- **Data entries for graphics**
◇ ◇ ◇

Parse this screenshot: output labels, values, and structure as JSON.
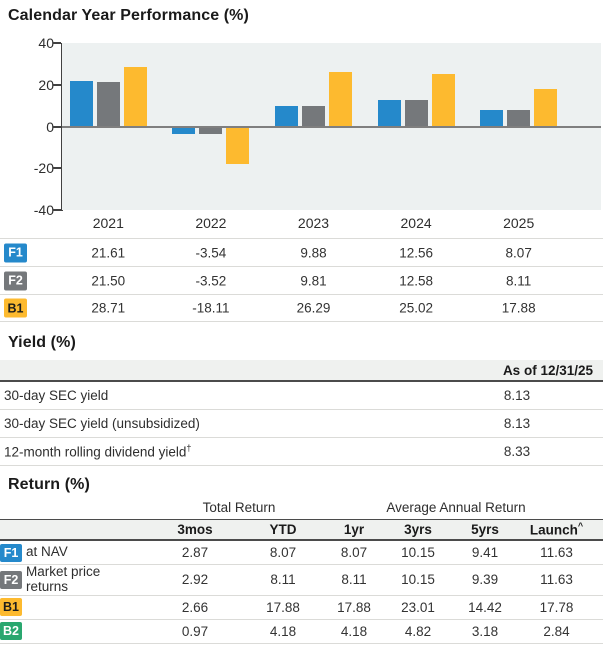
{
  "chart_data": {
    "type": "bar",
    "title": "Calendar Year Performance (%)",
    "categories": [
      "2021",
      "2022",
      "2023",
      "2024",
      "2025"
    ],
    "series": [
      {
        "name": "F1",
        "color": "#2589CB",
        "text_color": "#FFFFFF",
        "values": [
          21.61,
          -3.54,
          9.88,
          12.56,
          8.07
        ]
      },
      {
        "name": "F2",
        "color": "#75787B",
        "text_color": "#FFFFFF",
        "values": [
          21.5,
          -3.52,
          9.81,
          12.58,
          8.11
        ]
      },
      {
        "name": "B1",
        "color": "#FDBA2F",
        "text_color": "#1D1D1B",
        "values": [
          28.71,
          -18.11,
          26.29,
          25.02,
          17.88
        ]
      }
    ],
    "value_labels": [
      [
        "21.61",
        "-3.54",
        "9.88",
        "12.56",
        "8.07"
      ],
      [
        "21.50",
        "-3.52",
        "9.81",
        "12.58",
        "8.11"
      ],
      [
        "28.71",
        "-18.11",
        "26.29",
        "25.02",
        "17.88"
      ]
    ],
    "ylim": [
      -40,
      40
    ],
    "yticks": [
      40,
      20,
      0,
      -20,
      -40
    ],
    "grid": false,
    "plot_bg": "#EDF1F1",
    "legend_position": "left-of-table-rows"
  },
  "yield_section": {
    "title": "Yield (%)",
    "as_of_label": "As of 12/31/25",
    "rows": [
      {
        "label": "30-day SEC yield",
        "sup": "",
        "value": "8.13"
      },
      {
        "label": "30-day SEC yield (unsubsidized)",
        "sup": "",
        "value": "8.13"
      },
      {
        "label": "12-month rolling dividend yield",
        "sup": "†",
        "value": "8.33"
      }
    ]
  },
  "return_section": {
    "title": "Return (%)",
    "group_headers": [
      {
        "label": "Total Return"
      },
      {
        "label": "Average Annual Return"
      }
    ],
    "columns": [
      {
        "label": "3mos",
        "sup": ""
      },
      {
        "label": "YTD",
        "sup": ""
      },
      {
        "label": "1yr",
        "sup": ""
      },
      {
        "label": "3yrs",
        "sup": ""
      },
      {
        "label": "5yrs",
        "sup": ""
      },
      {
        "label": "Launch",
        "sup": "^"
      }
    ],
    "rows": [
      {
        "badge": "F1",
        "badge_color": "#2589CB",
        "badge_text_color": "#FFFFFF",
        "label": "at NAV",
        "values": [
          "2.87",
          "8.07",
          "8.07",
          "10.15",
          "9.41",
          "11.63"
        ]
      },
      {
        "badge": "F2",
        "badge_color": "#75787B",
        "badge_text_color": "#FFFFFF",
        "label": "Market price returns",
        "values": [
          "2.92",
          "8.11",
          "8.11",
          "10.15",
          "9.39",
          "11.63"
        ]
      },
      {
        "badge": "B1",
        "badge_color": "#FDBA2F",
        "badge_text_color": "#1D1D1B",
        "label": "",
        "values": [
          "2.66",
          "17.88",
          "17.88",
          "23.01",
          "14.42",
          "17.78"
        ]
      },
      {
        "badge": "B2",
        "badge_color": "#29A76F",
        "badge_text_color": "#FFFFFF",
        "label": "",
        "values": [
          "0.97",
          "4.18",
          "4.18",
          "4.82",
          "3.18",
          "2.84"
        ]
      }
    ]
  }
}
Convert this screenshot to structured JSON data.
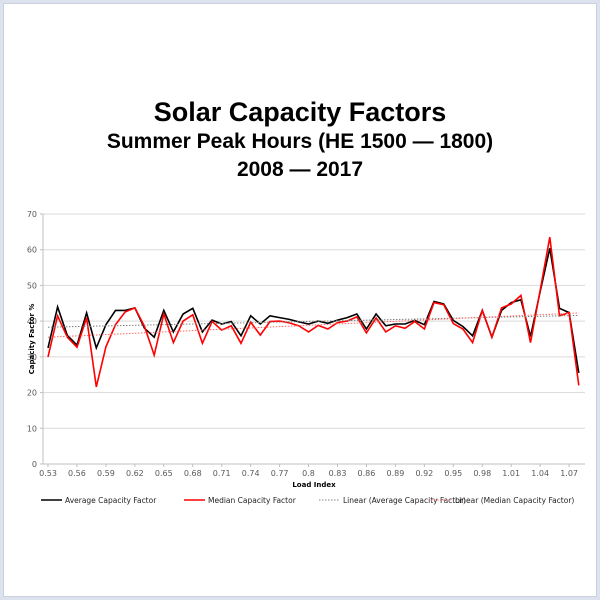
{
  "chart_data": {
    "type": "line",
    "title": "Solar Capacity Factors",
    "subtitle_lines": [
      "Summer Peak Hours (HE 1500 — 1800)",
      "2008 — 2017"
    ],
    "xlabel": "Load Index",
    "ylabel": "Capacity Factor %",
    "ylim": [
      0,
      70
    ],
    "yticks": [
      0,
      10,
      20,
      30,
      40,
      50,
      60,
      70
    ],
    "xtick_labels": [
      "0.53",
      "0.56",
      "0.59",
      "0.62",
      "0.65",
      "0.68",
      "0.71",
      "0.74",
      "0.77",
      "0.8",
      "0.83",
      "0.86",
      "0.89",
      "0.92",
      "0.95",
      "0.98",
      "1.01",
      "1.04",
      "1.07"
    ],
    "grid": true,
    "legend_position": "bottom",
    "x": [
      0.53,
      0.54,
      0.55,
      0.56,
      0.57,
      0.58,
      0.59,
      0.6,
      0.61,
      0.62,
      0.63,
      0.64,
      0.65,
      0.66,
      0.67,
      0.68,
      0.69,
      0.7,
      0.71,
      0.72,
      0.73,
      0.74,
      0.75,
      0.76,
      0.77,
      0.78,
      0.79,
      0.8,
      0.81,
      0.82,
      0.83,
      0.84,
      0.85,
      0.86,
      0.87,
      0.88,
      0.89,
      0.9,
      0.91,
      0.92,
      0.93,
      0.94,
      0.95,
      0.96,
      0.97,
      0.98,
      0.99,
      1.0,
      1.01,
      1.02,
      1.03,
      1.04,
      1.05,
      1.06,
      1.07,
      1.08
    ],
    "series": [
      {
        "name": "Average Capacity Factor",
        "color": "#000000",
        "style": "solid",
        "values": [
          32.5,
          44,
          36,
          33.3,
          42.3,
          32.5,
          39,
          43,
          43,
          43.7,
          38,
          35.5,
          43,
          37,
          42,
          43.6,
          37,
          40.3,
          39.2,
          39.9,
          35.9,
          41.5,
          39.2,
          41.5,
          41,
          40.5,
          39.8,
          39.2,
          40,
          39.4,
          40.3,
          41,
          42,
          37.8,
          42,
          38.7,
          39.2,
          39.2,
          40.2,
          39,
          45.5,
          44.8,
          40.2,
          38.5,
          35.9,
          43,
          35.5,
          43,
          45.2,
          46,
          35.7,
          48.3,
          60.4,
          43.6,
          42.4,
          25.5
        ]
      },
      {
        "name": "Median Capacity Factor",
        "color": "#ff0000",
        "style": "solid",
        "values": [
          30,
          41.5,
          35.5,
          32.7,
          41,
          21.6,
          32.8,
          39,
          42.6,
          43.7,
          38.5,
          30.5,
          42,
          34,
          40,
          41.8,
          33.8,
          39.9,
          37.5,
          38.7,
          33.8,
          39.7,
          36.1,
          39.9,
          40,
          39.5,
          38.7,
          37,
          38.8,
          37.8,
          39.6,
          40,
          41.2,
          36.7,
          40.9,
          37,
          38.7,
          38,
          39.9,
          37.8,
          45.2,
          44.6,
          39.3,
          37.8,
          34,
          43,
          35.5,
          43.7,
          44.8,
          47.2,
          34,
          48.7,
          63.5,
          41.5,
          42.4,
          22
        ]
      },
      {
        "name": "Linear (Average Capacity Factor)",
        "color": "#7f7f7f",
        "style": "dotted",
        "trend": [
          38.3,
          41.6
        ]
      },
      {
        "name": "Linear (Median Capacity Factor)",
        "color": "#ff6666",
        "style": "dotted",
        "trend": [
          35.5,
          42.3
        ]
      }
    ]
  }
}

◇ ◇ ◇

Which lines hold the string "JSON"? List them all.

- **Reply**
Parse this screenshot: output labels, values, and structure as JSON.
Convert this screenshot to structured JSON data.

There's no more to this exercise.